─── MATERIALS PROVIDED
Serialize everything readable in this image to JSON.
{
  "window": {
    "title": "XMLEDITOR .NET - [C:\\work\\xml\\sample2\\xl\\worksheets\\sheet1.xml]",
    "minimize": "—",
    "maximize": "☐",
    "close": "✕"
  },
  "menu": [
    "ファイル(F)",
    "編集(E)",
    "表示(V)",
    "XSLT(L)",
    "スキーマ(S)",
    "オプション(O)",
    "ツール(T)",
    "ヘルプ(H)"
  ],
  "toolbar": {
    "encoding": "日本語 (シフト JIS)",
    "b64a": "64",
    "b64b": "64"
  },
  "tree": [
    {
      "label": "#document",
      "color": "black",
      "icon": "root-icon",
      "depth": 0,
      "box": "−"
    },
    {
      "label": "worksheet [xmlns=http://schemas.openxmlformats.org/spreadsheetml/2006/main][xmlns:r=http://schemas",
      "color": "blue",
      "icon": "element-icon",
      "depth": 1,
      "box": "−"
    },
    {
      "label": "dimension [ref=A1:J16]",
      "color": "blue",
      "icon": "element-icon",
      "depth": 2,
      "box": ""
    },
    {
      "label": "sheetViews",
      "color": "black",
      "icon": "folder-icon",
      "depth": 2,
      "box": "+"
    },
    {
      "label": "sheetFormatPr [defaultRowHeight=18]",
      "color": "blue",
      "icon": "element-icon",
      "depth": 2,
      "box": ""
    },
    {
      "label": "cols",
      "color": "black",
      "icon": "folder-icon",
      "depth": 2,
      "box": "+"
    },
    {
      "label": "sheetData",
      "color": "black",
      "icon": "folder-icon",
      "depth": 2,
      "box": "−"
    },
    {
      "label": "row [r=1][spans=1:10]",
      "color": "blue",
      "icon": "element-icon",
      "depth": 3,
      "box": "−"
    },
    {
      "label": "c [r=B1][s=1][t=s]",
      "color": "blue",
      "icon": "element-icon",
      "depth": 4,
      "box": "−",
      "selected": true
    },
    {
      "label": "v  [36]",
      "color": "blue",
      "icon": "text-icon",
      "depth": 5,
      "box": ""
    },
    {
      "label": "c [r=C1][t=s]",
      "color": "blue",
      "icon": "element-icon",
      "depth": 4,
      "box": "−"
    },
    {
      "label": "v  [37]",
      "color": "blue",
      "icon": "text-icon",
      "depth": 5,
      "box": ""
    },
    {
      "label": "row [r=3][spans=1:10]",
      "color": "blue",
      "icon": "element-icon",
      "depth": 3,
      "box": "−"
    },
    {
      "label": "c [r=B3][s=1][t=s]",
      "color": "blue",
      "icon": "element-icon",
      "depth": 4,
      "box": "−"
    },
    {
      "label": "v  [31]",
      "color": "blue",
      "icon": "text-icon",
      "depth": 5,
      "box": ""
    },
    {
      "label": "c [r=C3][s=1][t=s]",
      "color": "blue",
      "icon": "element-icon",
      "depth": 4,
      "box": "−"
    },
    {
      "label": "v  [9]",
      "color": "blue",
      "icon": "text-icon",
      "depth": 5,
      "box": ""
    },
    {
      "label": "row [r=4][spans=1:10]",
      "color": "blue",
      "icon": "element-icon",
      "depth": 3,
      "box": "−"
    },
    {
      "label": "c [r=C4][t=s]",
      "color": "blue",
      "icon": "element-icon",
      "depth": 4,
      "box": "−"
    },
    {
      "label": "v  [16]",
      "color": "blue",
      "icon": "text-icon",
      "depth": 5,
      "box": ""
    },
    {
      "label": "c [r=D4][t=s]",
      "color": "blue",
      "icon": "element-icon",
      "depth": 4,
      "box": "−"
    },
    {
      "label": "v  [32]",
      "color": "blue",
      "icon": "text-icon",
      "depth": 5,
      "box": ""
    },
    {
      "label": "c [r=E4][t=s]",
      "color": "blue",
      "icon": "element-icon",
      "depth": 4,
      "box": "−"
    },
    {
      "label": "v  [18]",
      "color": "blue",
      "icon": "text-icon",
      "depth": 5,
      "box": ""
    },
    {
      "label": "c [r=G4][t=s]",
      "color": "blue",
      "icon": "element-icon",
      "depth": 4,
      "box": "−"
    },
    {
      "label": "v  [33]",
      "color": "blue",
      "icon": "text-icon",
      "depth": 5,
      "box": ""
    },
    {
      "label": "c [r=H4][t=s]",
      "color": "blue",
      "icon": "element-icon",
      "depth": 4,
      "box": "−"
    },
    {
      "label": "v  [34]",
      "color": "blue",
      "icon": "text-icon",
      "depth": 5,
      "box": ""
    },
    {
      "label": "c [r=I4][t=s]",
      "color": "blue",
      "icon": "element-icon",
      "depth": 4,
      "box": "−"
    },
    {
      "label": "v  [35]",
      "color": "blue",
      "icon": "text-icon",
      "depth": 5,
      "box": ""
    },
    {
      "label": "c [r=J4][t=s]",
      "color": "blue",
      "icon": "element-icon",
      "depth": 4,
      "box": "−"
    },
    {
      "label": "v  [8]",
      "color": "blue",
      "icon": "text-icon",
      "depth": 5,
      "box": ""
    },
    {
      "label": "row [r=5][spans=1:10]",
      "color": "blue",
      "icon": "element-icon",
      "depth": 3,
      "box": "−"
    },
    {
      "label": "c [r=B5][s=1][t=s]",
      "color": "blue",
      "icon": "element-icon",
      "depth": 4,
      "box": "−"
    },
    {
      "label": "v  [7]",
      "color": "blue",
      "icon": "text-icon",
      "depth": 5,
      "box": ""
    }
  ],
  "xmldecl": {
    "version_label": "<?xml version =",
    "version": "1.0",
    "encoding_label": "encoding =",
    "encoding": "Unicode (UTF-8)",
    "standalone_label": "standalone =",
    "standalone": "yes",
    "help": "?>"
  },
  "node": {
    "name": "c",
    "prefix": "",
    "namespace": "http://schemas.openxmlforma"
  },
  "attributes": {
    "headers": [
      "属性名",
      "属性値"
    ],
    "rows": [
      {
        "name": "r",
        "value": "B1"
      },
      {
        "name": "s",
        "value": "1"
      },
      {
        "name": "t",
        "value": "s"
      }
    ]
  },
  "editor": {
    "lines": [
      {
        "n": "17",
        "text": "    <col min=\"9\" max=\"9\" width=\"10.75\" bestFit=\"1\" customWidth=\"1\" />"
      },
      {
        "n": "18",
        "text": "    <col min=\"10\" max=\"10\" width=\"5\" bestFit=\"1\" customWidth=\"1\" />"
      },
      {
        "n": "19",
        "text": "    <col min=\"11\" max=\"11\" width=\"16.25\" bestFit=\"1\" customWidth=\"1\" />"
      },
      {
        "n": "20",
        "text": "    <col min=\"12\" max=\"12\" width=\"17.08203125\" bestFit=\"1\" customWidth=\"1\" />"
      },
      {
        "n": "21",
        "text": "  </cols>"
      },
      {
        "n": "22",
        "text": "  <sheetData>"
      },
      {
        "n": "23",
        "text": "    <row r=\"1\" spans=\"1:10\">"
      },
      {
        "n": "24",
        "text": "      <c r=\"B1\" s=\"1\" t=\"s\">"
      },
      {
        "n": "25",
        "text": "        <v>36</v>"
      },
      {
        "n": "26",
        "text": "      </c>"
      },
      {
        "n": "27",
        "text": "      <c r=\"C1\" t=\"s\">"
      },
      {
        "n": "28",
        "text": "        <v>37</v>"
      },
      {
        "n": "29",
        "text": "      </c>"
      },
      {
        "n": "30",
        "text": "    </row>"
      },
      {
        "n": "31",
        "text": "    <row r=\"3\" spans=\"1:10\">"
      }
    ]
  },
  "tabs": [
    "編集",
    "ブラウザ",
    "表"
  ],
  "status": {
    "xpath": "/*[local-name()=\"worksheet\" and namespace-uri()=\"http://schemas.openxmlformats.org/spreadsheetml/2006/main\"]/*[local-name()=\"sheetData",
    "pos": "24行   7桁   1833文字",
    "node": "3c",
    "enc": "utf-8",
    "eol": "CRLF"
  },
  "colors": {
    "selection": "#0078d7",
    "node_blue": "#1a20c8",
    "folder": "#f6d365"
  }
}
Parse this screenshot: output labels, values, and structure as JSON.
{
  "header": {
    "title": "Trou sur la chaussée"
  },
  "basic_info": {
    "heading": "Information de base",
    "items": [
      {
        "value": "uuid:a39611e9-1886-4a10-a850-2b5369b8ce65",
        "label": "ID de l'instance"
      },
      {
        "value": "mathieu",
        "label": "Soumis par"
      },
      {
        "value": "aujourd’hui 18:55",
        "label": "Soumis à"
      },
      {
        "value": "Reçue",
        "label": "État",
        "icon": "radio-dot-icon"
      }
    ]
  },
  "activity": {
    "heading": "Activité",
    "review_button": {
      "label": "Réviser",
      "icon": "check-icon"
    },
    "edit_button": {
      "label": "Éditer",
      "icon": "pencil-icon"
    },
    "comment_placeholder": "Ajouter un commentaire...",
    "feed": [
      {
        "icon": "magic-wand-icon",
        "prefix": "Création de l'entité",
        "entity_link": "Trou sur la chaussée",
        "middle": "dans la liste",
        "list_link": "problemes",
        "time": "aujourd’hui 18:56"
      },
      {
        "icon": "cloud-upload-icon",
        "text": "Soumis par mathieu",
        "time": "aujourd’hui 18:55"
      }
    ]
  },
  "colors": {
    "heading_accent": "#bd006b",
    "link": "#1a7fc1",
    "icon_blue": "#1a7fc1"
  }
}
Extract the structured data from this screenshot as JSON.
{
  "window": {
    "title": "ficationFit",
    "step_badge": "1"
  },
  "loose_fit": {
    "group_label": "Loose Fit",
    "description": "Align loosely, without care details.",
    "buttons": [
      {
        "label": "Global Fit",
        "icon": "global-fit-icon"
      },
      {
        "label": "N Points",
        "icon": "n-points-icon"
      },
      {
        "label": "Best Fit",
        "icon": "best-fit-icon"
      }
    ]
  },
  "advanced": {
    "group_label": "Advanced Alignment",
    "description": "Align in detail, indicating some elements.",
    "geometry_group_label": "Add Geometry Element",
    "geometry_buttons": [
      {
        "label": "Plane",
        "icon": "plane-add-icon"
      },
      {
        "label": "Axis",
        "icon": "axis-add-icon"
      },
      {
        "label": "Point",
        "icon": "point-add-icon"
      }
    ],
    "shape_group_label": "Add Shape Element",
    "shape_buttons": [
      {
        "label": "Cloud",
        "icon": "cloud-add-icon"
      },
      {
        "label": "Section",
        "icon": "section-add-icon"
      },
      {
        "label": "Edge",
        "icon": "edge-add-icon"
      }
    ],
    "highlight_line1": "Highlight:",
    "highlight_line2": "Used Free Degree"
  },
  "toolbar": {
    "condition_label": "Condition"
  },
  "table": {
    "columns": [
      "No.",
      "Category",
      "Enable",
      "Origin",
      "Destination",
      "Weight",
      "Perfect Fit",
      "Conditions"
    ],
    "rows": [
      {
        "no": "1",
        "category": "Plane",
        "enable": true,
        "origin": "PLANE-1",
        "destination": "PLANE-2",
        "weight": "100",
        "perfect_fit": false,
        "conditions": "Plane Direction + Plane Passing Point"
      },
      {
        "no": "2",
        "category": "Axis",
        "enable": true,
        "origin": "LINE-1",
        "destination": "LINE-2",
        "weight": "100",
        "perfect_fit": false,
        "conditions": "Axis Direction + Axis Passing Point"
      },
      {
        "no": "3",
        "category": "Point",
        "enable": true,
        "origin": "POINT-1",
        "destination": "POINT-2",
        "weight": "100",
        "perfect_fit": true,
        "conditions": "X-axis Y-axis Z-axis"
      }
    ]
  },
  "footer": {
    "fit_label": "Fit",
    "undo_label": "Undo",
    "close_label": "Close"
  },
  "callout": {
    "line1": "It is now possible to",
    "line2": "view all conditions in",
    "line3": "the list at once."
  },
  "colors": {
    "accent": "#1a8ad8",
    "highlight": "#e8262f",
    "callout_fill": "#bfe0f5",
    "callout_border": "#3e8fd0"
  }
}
──────
* _WORK INSTRUCTIONS_: Using the listing above, pull out all lines that hold the word "customWidth".

* _RESULT_:
        "text": "    <col min=\"9\" max=\"9\" width=\"10.75\" bestFit=\"1\" customWidth=\"1\" />"
        "text": "    <col min=\"10\" max=\"10\" width=\"5\" bestFit=\"1\" customWidth=\"1\" />"
        "text": "    <col min=\"11\" max=\"11\" width=\"16.25\" bestFit=\"1\" customWidth=\"1\" />"
        "text": "    <col min=\"12\" max=\"12\" width=\"17.08203125\" bestFit=\"1\" customWidth=\"1\" />"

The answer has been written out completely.